Data entries
:::::

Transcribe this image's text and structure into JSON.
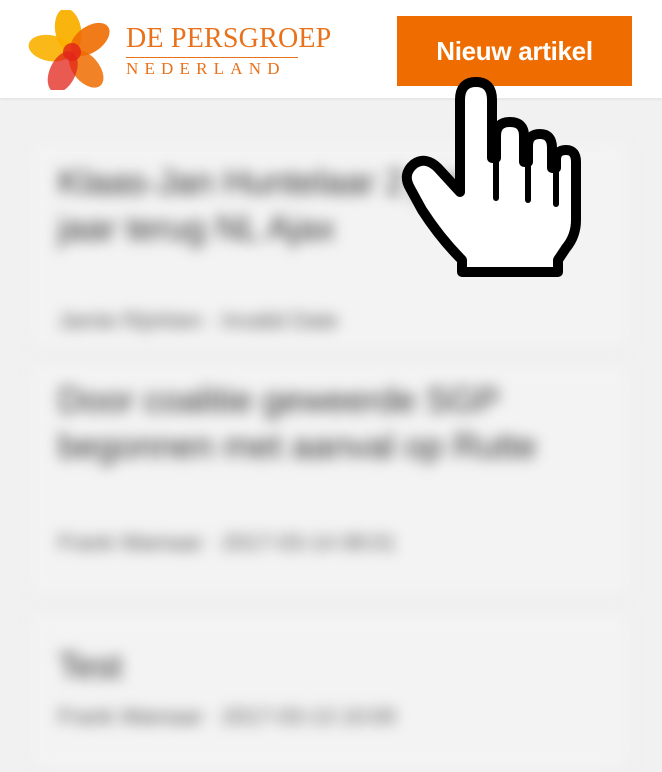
{
  "header": {
    "logo": {
      "line1": "DE PERSGROEP",
      "line2": "NEDERLAND",
      "colors": {
        "yellow": "#f9b000",
        "orange": "#ef6c00",
        "red": "#e2231a"
      }
    },
    "new_article_label": "Nieuw artikel",
    "accent_color": "#ef6c00"
  },
  "articles": [
    {
      "title": "Klaas-Jan Huntelaar 2 jaar... 6,5 jaar terug NL Ajax",
      "meta": "Jamie Rijnhien · Invalid Date"
    },
    {
      "title": "Door coalitie geweerde SGP begonnen met aanval op Rutte",
      "meta": "Frank Wamaar · 2017-03-14 08:01"
    },
    {
      "title": "Test",
      "meta": "Frank Wamaar · 2017-03-13 10:00"
    }
  ],
  "cursor": {
    "icon": "hand-pointer-icon"
  }
}
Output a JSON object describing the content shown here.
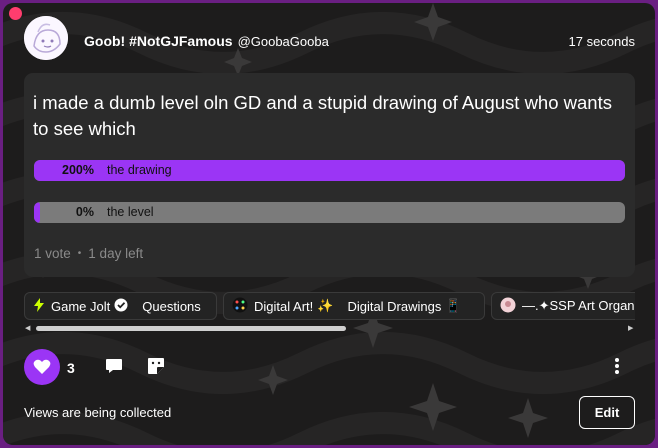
{
  "post": {
    "display_name": "Goob! #NotGJFamous",
    "username": "@GoobaGooba",
    "timestamp": "17 seconds",
    "question": "i made a dumb level oln GD and a stupid drawing of August who wants to see which"
  },
  "poll": {
    "options": [
      {
        "percent_label": "200%",
        "label": "the drawing",
        "fill_fraction": 1.0
      },
      {
        "percent_label": "0%",
        "label": "the level",
        "fill_fraction": 0.01
      }
    ],
    "votes": "1 vote",
    "time_left": "1 day left"
  },
  "tags": [
    {
      "icon": "game-jolt-icon",
      "name": "Game Jolt",
      "badge_icon": "verified-badge-icon",
      "channel": "Questions"
    },
    {
      "icon": "sparkle-art-icon",
      "name": "Digital Art!",
      "emoji": "✨",
      "channel": "Digital Drawings",
      "channel_emoji": "📱"
    },
    {
      "icon": "community-avatar-icon",
      "name": "—.✦SSP Art Organiz"
    }
  ],
  "actions": {
    "like_count": "3",
    "views_text": "Views are being collected",
    "edit_label": "Edit"
  },
  "colors": {
    "accent": "#9b35f5",
    "frame": "#6a1f82",
    "card": "#2b2b2b",
    "background": "#1d1c1c",
    "dot": "#ff3d6e"
  }
}
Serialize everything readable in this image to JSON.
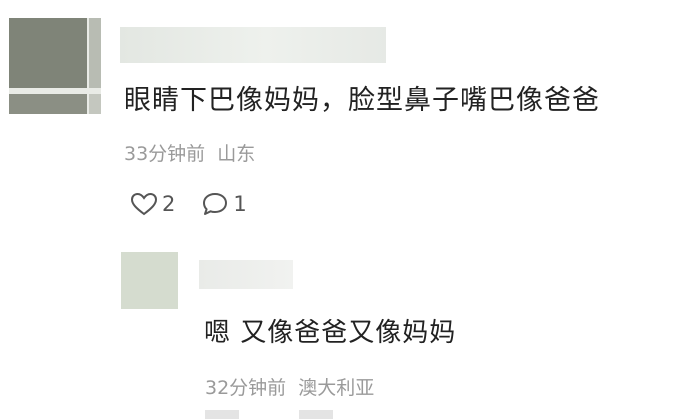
{
  "comment": {
    "text": "眼睛下巴像妈妈，脸型鼻子嘴巴像爸爸",
    "time": "33分钟前",
    "location": "山东",
    "likes": "2",
    "replies": "1",
    "icons": [
      "heart-icon",
      "comment-icon"
    ]
  },
  "reply": {
    "text": "嗯 又像爸爸又像妈妈",
    "time": "32分钟前",
    "location": "澳大利亚"
  }
}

:::::

Objective >>
Reproduce the entries above exactly. Do not include the images.

Correct answer >>
Transcribe this image's text and structure into JSON.
{
  "header": {
    "logo": {
      "line1": "DE PERSGROEP",
      "line2": "NEDERLAND",
      "colors": {
        "yellow": "#f9b000",
        "orange": "#ef6c00",
        "red": "#e2231a"
      }
    },
    "new_article_label": "Nieuw artikel",
    "accent_color": "#ef6c00"
  },
  "articles": [
    {
      "title": "Klaas-Jan Huntelaar 2 jaar... 6,5 jaar terug NL Ajax",
      "meta": "Jamie Rijnhien · Invalid Date"
    },
    {
      "title": "Door coalitie geweerde SGP begonnen met aanval op Rutte",
      "meta": "Frank Wamaar · 2017-03-14 08:01"
    },
    {
      "title": "Test",
      "meta": "Frank Wamaar · 2017-03-13 10:00"
    }
  ],
  "cursor": {
    "icon": "hand-pointer-icon"
  }
}
Output a JSON object describing the content shown here.
{
  "post": {
    "display_name": "Goob! #NotGJFamous",
    "username": "@GoobaGooba",
    "timestamp": "17 seconds",
    "question": "i made a dumb level oln GD and a stupid drawing of August who wants to see which"
  },
  "poll": {
    "options": [
      {
        "percent_label": "200%",
        "label": "the drawing",
        "fill_fraction": 1.0
      },
      {
        "percent_label": "0%",
        "label": "the level",
        "fill_fraction": 0.01
      }
    ],
    "votes": "1 vote",
    "time_left": "1 day left"
  },
  "tags": [
    {
      "icon": "game-jolt-icon",
      "name": "Game Jolt",
      "badge_icon": "verified-badge-icon",
      "channel": "Questions"
    },
    {
      "icon": "sparkle-art-icon",
      "name": "Digital Art!",
      "emoji": "✨",
      "channel": "Digital Drawings",
      "channel_emoji": "📱"
    },
    {
      "icon": "community-avatar-icon",
      "name": "—.✦SSP Art Organiz"
    }
  ],
  "actions": {
    "like_count": "3",
    "views_text": "Views are being collected",
    "edit_label": "Edit"
  },
  "colors": {
    "accent": "#9b35f5",
    "frame": "#6a1f82",
    "card": "#2b2b2b",
    "background": "#1d1c1c",
    "dot": "#ff3d6e"
  }
}
Serialize everything readable in this image to JSON.
{
  "comment": {
    "text": "眼睛下巴像妈妈，脸型鼻子嘴巴像爸爸",
    "time": "33分钟前",
    "location": "山东",
    "likes": "2",
    "replies": "1",
    "icons": [
      "heart-icon",
      "comment-icon"
    ]
  },
  "reply": {
    "text": "嗯 又像爸爸又像妈妈",
    "time": "32分钟前",
    "location": "澳大利亚"
  }
}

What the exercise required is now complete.